+++ Dataset excerpts

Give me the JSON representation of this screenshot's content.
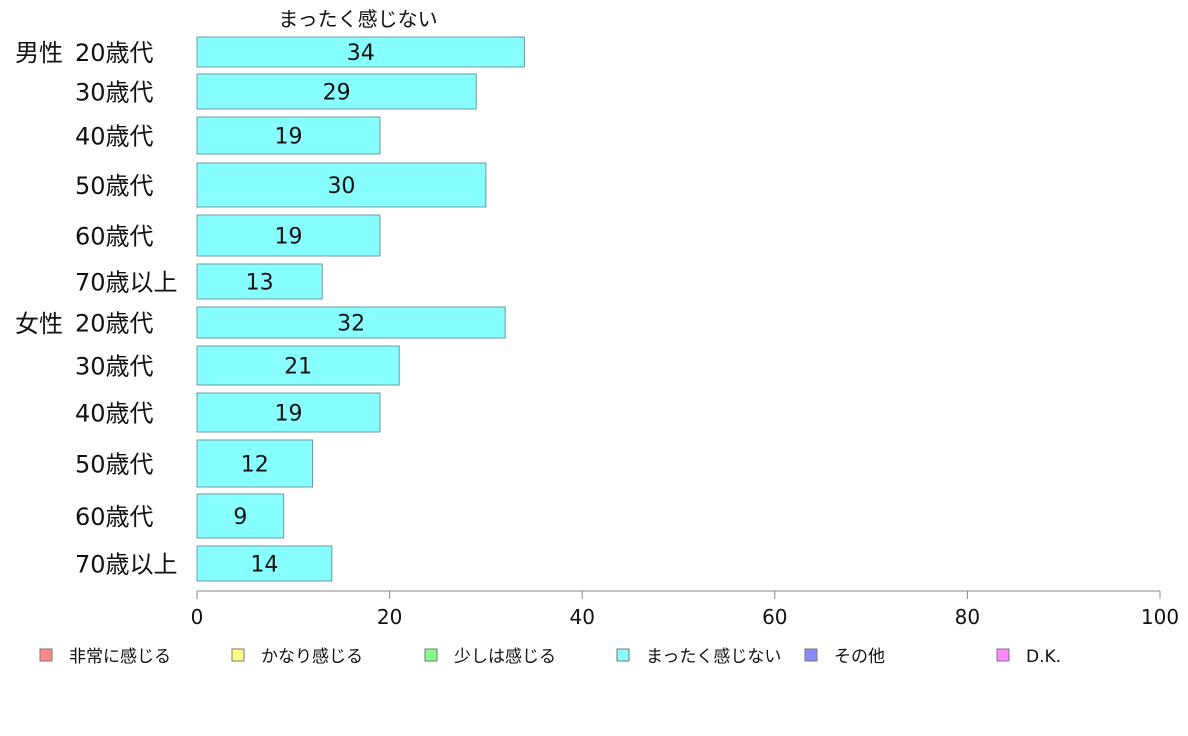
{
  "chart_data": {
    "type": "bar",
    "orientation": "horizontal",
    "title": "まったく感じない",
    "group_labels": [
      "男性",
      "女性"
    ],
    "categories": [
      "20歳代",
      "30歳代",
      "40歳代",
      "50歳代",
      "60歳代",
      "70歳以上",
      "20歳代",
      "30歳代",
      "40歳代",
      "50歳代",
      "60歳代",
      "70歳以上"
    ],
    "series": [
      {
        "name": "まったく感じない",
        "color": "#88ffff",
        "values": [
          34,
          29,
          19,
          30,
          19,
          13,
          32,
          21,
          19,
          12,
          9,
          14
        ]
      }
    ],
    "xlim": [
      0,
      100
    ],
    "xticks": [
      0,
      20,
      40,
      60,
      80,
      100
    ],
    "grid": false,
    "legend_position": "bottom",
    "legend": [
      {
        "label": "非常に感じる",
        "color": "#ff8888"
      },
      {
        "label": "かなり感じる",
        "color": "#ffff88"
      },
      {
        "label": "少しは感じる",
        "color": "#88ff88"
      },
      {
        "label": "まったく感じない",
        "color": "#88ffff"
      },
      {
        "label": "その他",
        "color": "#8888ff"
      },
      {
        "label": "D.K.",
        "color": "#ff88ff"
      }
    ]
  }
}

++++++

§ Work instructions:
Exactly reproduce the entries above, minus the pictures.

§ Finished exercise:
Give me the JSON representation of this screenshot's content.
{
  "chart_data": {
    "type": "bar",
    "orientation": "horizontal",
    "title": "まったく感じない",
    "group_labels": [
      "男性",
      "女性"
    ],
    "categories": [
      "20歳代",
      "30歳代",
      "40歳代",
      "50歳代",
      "60歳代",
      "70歳以上",
      "20歳代",
      "30歳代",
      "40歳代",
      "50歳代",
      "60歳代",
      "70歳以上"
    ],
    "series": [
      {
        "name": "まったく感じない",
        "color": "#88ffff",
        "values": [
          34,
          29,
          19,
          30,
          19,
          13,
          32,
          21,
          19,
          12,
          9,
          14
        ]
      }
    ],
    "xlim": [
      0,
      100
    ],
    "xticks": [
      0,
      20,
      40,
      60,
      80,
      100
    ],
    "grid": false,
    "legend_position": "bottom",
    "legend": [
      {
        "label": "非常に感じる",
        "color": "#ff8888"
      },
      {
        "label": "かなり感じる",
        "color": "#ffff88"
      },
      {
        "label": "少しは感じる",
        "color": "#88ff88"
      },
      {
        "label": "まったく感じない",
        "color": "#88ffff"
      },
      {
        "label": "その他",
        "color": "#8888ff"
      },
      {
        "label": "D.K.",
        "color": "#ff88ff"
      }
    ]
  }
}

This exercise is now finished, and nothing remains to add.